(OBJECTIVE) Copy each line holding the string "蜻蜓幼虫".

(EXERCISE MATERIAL)
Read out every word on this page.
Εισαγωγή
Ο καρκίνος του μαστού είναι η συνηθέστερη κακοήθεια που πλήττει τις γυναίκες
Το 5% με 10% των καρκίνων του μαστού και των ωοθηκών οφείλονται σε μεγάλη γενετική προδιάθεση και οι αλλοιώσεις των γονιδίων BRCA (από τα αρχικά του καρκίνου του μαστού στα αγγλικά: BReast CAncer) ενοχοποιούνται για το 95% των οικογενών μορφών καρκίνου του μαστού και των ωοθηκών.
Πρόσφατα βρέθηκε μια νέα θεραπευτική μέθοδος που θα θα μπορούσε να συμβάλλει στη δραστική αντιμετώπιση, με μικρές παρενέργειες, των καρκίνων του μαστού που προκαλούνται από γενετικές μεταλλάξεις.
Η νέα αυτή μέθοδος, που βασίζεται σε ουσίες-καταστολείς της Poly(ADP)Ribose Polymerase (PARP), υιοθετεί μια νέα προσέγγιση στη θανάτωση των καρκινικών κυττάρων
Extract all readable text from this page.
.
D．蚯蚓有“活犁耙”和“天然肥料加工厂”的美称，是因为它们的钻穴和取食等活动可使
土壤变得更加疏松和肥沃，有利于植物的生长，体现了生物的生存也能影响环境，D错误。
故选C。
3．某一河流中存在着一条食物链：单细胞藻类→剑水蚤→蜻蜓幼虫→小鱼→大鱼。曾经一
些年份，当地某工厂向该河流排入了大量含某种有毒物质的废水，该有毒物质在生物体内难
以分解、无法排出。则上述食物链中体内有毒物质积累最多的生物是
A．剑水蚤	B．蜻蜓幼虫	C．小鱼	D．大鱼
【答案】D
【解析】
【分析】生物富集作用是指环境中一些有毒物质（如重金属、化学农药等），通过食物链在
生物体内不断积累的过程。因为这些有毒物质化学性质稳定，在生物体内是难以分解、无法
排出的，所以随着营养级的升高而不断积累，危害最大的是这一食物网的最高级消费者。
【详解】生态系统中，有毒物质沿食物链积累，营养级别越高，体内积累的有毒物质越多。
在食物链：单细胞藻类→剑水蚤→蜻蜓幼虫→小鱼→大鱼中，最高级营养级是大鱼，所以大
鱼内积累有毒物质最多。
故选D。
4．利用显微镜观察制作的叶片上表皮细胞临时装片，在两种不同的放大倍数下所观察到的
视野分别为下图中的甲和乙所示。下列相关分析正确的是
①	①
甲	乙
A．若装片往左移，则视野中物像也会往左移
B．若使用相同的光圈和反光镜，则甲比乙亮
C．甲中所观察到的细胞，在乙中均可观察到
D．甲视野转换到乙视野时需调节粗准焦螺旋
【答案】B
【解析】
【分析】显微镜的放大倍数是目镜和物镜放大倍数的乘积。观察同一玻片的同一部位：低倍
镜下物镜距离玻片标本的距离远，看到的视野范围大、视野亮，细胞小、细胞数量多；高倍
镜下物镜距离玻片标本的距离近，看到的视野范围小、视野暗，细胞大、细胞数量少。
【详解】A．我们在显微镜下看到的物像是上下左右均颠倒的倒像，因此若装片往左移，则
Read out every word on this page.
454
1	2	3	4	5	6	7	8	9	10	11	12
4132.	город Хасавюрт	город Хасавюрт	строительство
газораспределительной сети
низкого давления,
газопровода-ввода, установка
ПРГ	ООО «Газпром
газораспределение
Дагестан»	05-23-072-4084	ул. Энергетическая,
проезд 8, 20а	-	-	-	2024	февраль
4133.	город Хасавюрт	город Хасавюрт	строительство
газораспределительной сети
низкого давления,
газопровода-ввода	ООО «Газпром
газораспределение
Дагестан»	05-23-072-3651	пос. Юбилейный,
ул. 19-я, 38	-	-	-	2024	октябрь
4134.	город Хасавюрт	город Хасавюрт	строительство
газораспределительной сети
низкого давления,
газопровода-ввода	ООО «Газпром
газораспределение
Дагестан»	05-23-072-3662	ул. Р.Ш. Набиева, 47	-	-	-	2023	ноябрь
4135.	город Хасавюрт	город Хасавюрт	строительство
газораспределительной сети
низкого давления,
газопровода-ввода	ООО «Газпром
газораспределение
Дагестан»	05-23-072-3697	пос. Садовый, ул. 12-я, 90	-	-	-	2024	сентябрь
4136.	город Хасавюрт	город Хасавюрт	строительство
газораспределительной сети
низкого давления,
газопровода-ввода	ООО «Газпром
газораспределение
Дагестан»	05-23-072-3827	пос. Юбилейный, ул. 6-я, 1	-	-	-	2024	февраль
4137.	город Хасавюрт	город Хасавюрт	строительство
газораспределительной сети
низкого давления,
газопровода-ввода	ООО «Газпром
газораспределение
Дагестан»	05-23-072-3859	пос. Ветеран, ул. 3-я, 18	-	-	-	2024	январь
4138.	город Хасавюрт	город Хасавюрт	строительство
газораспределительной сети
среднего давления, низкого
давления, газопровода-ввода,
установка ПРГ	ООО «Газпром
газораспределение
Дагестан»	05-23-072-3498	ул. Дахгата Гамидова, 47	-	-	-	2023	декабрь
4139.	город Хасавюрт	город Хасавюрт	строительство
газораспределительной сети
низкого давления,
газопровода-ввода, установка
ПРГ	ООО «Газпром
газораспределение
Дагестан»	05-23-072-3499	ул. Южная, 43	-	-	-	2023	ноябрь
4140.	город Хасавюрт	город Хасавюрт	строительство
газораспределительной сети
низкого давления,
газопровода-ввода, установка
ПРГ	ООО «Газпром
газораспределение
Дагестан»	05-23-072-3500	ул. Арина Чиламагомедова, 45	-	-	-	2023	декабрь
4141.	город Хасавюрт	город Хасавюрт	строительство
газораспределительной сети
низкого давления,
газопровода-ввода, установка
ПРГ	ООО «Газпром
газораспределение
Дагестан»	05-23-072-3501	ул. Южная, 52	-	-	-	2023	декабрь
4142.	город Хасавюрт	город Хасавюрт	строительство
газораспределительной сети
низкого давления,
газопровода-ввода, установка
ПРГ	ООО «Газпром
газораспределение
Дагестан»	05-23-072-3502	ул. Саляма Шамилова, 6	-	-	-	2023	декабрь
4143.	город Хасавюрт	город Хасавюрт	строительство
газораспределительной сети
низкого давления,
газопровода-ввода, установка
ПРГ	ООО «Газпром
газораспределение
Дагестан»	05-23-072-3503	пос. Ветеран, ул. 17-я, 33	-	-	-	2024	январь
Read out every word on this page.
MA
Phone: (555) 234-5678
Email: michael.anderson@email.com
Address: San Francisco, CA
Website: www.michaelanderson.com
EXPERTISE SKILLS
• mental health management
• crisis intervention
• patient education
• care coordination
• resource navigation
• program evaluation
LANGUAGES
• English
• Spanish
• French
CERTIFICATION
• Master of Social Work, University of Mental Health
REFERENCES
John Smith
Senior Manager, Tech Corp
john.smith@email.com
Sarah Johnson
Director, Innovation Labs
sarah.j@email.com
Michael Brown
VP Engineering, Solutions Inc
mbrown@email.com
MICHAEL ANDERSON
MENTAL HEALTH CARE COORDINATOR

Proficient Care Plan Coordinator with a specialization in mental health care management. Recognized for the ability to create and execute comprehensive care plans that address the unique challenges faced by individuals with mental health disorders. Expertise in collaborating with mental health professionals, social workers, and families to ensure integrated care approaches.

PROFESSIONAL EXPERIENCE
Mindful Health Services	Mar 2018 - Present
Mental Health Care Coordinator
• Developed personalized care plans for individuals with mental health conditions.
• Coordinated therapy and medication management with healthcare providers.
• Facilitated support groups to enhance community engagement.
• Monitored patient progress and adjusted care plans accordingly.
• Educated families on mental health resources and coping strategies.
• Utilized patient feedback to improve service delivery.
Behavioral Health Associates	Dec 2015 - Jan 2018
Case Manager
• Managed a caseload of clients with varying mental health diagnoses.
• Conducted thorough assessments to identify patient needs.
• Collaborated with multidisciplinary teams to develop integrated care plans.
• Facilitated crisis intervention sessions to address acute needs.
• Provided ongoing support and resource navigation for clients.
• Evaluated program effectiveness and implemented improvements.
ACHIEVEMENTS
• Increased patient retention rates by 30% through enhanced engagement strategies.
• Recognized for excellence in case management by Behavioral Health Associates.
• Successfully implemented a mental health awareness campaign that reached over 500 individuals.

(RESULT OF THE EXERCISE)
3．某一河流中存在着一条食物链：单细胞藻类→剑水蚤→蜻蜓幼虫→小鱼→大鱼。曾经一
A．剑水蚤	B．蜻蜓幼虫	C．小鱼	D．大鱼
在食物链：单细胞藻类→剑水蚤→蜻蜓幼虫→小鱼→大鱼中，最高级营养级是大鱼，所以大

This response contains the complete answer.